Collected data
══════════

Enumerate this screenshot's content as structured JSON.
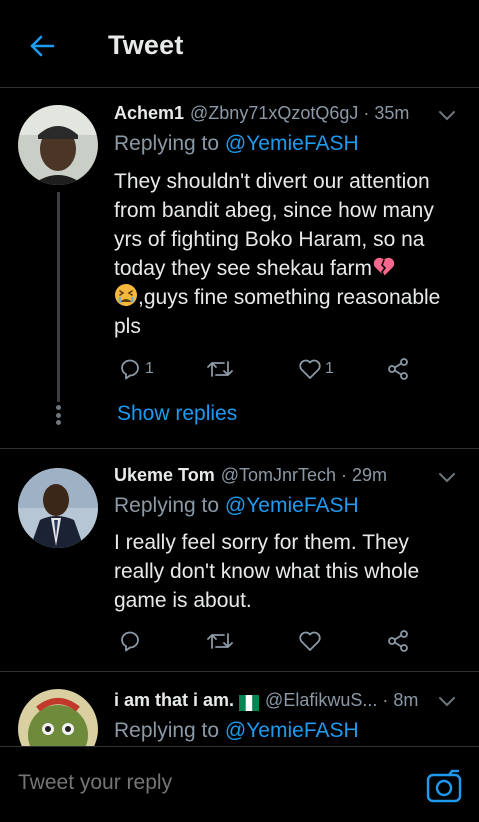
{
  "header": {
    "title": "Tweet"
  },
  "tweets": [
    {
      "name": "Achem1",
      "handle": "@Zbny71xQzotQ6gJ",
      "separator": "·",
      "time": "35m",
      "reply_prefix": "Replying to",
      "reply_mention": "@YemieFASH",
      "lines": [
        "They shouldn't divert our attention",
        "from bandit abeg, since how many",
        "yrs of fighting Boko Haram, so na",
        "today they see shekau farm",
        ",guys fine something reasonable",
        "pls"
      ],
      "emojis": [
        "broken-heart-icon",
        "tired-face-icon"
      ],
      "reply_count": "1",
      "retweet_count": "",
      "like_count": "1",
      "show_replies": "Show replies"
    },
    {
      "name": "Ukeme Tom",
      "handle": "@TomJnrTech",
      "separator": "·",
      "time": "29m",
      "reply_prefix": "Replying to",
      "reply_mention": "@YemieFASH",
      "lines": [
        "I really feel sorry for them. They",
        "really don't know what this whole",
        "game is about."
      ],
      "reply_count": "",
      "retweet_count": "",
      "like_count": ""
    },
    {
      "name": "i am that i am.",
      "flag": "nigeria-flag-icon",
      "handle": "@ElafikwuS...",
      "separator": "·",
      "time": "8m",
      "reply_prefix": "Replying to",
      "reply_mention": "@YemieFASH"
    }
  ],
  "composer": {
    "placeholder": "Tweet your reply"
  },
  "colors": {
    "accent": "#1d9bf0",
    "background": "#000000",
    "secondary_text": "#8b98a5",
    "border": "#2f3336"
  }
}
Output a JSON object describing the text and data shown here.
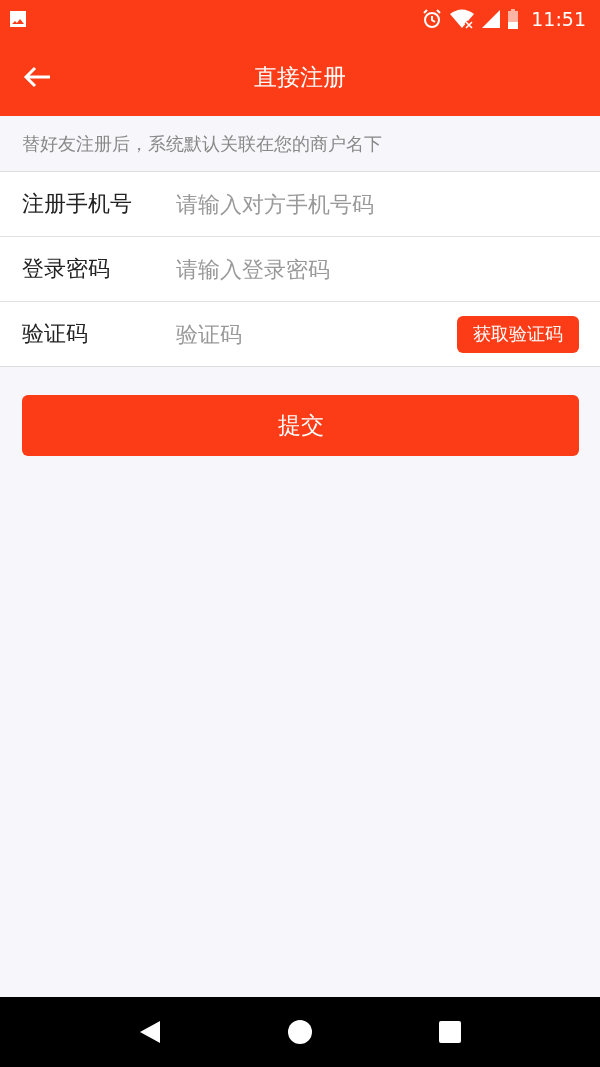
{
  "status_bar": {
    "time": "11:51"
  },
  "header": {
    "title": "直接注册"
  },
  "notice": "替好友注册后，系统默认关联在您的商户名下",
  "fields": [
    {
      "kind": "text",
      "label": "注册手机号",
      "placeholder": "请输入对方手机号码"
    },
    {
      "kind": "password",
      "label": "登录密码",
      "placeholder": "请输入登录密码"
    },
    {
      "kind": "code",
      "label": "验证码",
      "placeholder": "验证码",
      "button": "获取验证码"
    }
  ],
  "submit": "提交"
}
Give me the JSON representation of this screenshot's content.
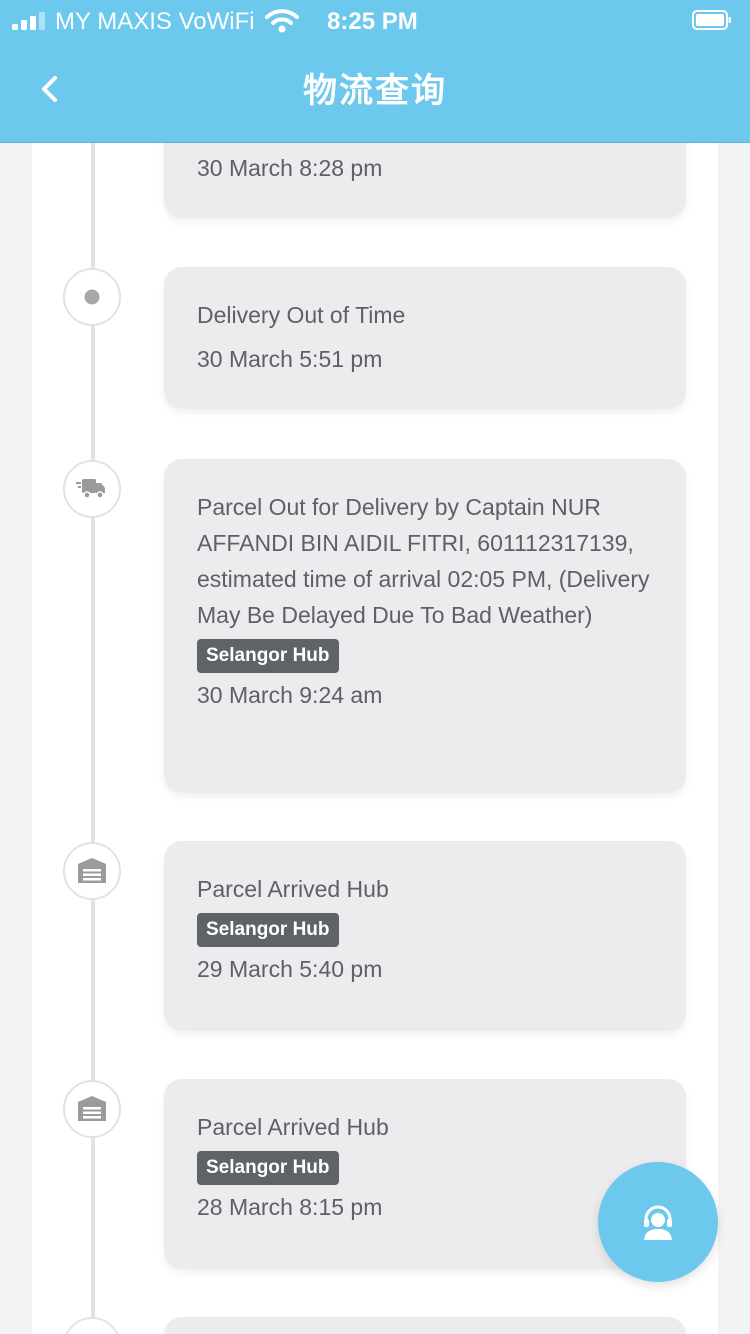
{
  "status_bar": {
    "carrier": "MY MAXIS VoWiFi",
    "time": "8:25 PM",
    "signal_icon": "cellular-signal-icon",
    "wifi_icon": "wifi-icon",
    "battery_icon": "battery-icon"
  },
  "nav": {
    "title": "物流查询",
    "back_icon": "chevron-left-icon"
  },
  "timeline": {
    "events": [
      {
        "icon": "partially-visible",
        "text": "",
        "hub": "",
        "time": "30 March 8:28 pm"
      },
      {
        "icon": "dot-icon",
        "text": "Delivery Out of Time",
        "hub": "",
        "time": "30 March 5:51 pm"
      },
      {
        "icon": "delivery-truck-icon",
        "text": "Parcel Out for Delivery by Captain NUR AFFANDI BIN AIDIL FITRI, 601112317139, estimated time of arrival 02:05 PM, (Delivery May Be Delayed Due To Bad Weather)",
        "hub": "Selangor Hub",
        "time": "30 March 9:24 am"
      },
      {
        "icon": "warehouse-icon",
        "text": "Parcel Arrived Hub",
        "hub": "Selangor Hub",
        "time": "29 March 5:40 pm"
      },
      {
        "icon": "warehouse-icon",
        "text": "Parcel Arrived Hub",
        "hub": "Selangor Hub",
        "time": "28 March 8:15 pm"
      }
    ]
  },
  "fab": {
    "icon": "customer-service-icon"
  },
  "colors": {
    "accent": "#6cc8ec",
    "card_bg": "#ececee",
    "badge_bg": "#5f6368",
    "text": "#5d6165"
  }
}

══════════

Exercise details:
Display every line of the listing that contains the string "really".

Complete output:
        "I really feel sorry for them. They",
        "really don't know what this whole",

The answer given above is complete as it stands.